> **Selected text**
··········

On a video buyer basis, they have greater scale, so it's going to be more leverage brought to there on their carriers negotiations. But I think for us, we are mostly concerned about consolidation on the broadband side, not necessarily on the video side.

So, we'll read the formal filing on Direct TV, AT&T, so won't say much there. But there was a mention of rolling out additional 15 million broadband household that would be a plus for Netflix I think. On the Time Warner cable side, Comcast side, we're mostly concerned with the fact that cable modem is a dominant technology in the provision of internet services and it's not equivalent competition for DSL and other things.

So, when you combine that dominance in the technology with the perspective to have 60 million pass broadband households, you combine scale with dominant technology and you get concerned about concentration of market power there.

Doug Anmuth - JPMorgan

Okay. How do you think about Netflix [System], both in the U.S. and overseas over the next five years? Why is 60 million to 90 million subs in the U.S. potentially achievable?

David Wells

Well, I don't think -- so our point of view hasn’t changed on that. We still think 60 million to 90 million is the right addressable market for us. We think those, that defines to set of folks in the U.S. that would be interested and able to pay for our service. And you get there a number of ways you've got 30 million households for HBO or thereabout in the U.S. for a non-direct product to consumer, they're at a much higher price point, we offer a lot more content for our service at the $9 level. And we are direct-to-consumer so we feel like with the direct product there would be a much bigger subscriber level and Netflix would be able to address that market.

··········

> **Records supplied**
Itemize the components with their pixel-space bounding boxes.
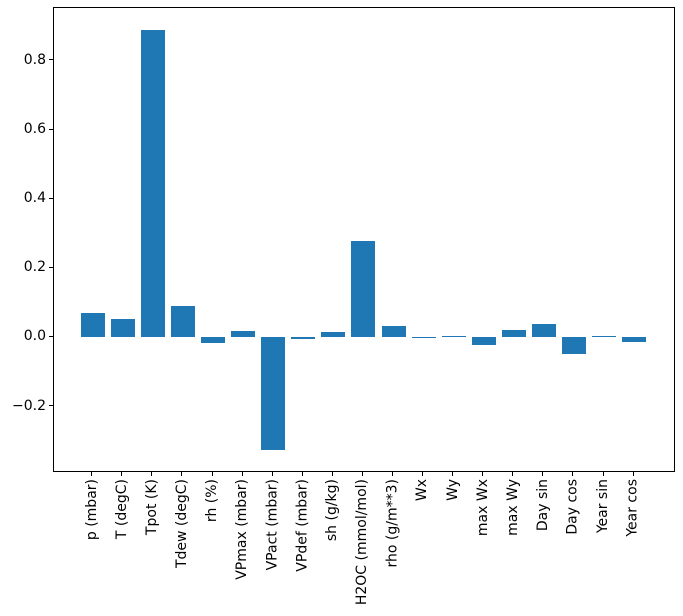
- y-tick: [49, 335, 53, 337]
- x-tick-label: Wy: [444, 479, 461, 501]
- bar-vpdef-mbar: [291, 337, 316, 339]
- x-tick-label: H2OC (mmol/mol): [354, 479, 371, 606]
- bar-wy: [441, 336, 466, 338]
- x-tick-label: max Wy: [504, 479, 521, 536]
- bar-year-cos: [622, 337, 647, 342]
- x-tick-label: rho (g/m**3): [384, 479, 401, 568]
- bar-max-wy: [501, 330, 526, 338]
- y-tick: [49, 59, 53, 61]
- x-tick-label: Day sin: [534, 479, 551, 532]
- x-tick-label: VPdef (mbar): [294, 479, 311, 572]
- y-tick: [49, 197, 53, 199]
- bar-p-mbar: [80, 312, 105, 338]
- x-tick-label: Tpot (K): [143, 479, 160, 536]
- x-tick-label: Tdew (degC): [173, 479, 190, 569]
- x-tick: [211, 472, 213, 476]
- x-tick: [482, 472, 484, 476]
- x-tick: [602, 472, 604, 476]
- x-tick-label: VPact (mbar): [264, 479, 281, 571]
- x-tick-label: sh (g/kg): [324, 479, 341, 542]
- x-tick: [572, 472, 574, 476]
- y-tick: [49, 266, 53, 268]
- x-tick-label: VPmax (mbar): [234, 479, 251, 580]
- y-tick-label: 0.2: [23, 259, 46, 276]
- bar-tdew-degc: [170, 305, 195, 338]
- x-tick-label: T (degC): [113, 479, 130, 540]
- x-tick: [241, 472, 243, 476]
- x-tick: [361, 472, 363, 476]
- x-tick-label: p (mbar): [83, 479, 100, 541]
- x-tick-label: Day cos: [564, 479, 581, 535]
- bar-year-sin: [592, 335, 617, 338]
- y-tick-label: 0.6: [23, 121, 46, 138]
- x-tick-label: Wx: [414, 479, 431, 502]
- x-tick: [422, 472, 424, 476]
- y-tick-label: 0.0: [23, 328, 46, 345]
- plot-area: [53, 7, 675, 472]
- x-tick: [392, 472, 393, 476]
- y-tick-label: 0.8: [23, 51, 46, 68]
- x-tick: [181, 472, 183, 476]
- bar-h2oc-mmol-mol: [351, 241, 376, 338]
- bar-day-cos: [561, 337, 586, 355]
- x-tick-label: Year cos: [625, 479, 642, 537]
- bar-vpact-mbar: [261, 337, 286, 451]
- y-tick-label: 0.4: [23, 190, 46, 207]
- bar-max-wx: [471, 337, 496, 346]
- bar-t-degc: [110, 319, 135, 338]
- bar-vpmax-mbar: [231, 330, 256, 338]
- bar-rho-g-m-3: [381, 326, 406, 338]
- bar-day-sin: [531, 323, 556, 338]
- x-tick: [632, 472, 634, 476]
- x-tick: [121, 472, 123, 476]
- bar-tpot-k: [140, 30, 165, 338]
- x-tick: [151, 472, 153, 476]
- bar-rh: [201, 337, 226, 343]
- x-tick: [301, 472, 303, 476]
- x-tick: [452, 472, 454, 476]
- x-tick-label: Year sin: [595, 479, 612, 534]
- x-tick-label: rh (%): [204, 479, 221, 523]
- x-tick: [542, 472, 544, 476]
- y-tick-label: −0.2: [12, 397, 46, 414]
- x-tick: [271, 472, 273, 476]
- x-tick-label: max Wx: [474, 479, 491, 537]
- y-tick: [49, 405, 53, 407]
- x-tick: [331, 472, 333, 476]
- y-tick: [49, 128, 53, 130]
- bar-sh-g-kg: [321, 331, 346, 338]
- x-tick: [91, 472, 93, 476]
- x-tick: [512, 472, 514, 476]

··········

> **Exercise aim**
Write the next part of the Netflix call transcript, starting after the last sentence of David Wells's answer about the 60 million to 90 million U.S. subscriber range.

> **Answer to this problem**
The other way you would get there is looking at pay television households and thinking about 90 million to 100 million of pay television households. This just defines a set people that pay every month $40 plus for video services, so they're interested in video, they are able to pay for it and we're able to provide the superior aspects on demand with a great content set.

The other thing I will point out in the, when you look at our long-term letter which this is sort of laid out. I would say, we also intend and expect to continue improve our service, so you've seen a better product over the last year, which is much better in terms of content, it's much better in terms of the way it look and feel and the way it performs across devices and is delivered than it was two three years ago. And I would expect that rate of improvement to continue. So we'll continue to add content originals is a big piece of that. So we're excited about what we can do over the next couple of years.

Doug Anmuth - JPMorgan

And then just taking that over to the international markets. What types of overseas markets do you think work best with your model and how do you think about the global TAM sort of in relation to HBO’s around the 114 million global subscribers I believe?

David Wells

Overseas markets, it’s not a shock that what might work best is again the ability and interest; ability to pay and the interest in entertainment. So you look at large developed media markets and there is a huge demand for western and Hollywood produced content, you can drive that through what their incumbent MVVD players pay and license in the market. You can drive that through piracy, you can drive that through consumer expectations of what to watch and the social media graph on particular titles and shows. So we have a pretty good -- we have pretty confidence that there is demand for a product like Netflix in many additional markets that we are not in today. So broadband penetration, the usual suspects would apply broadband penetration, wealth levels, the e-commerce ecosystem and the smoothness and frictionless obtainment all of those apply.

Doug Anmuth - JPMorgan

Okay. You recently announced the pricing increase, so in the U.S. $1 for new members with existing members being grandfathered in. How do you think that’s been received by consumers so far? Are you sensing any kind of change at all in terms of the brand?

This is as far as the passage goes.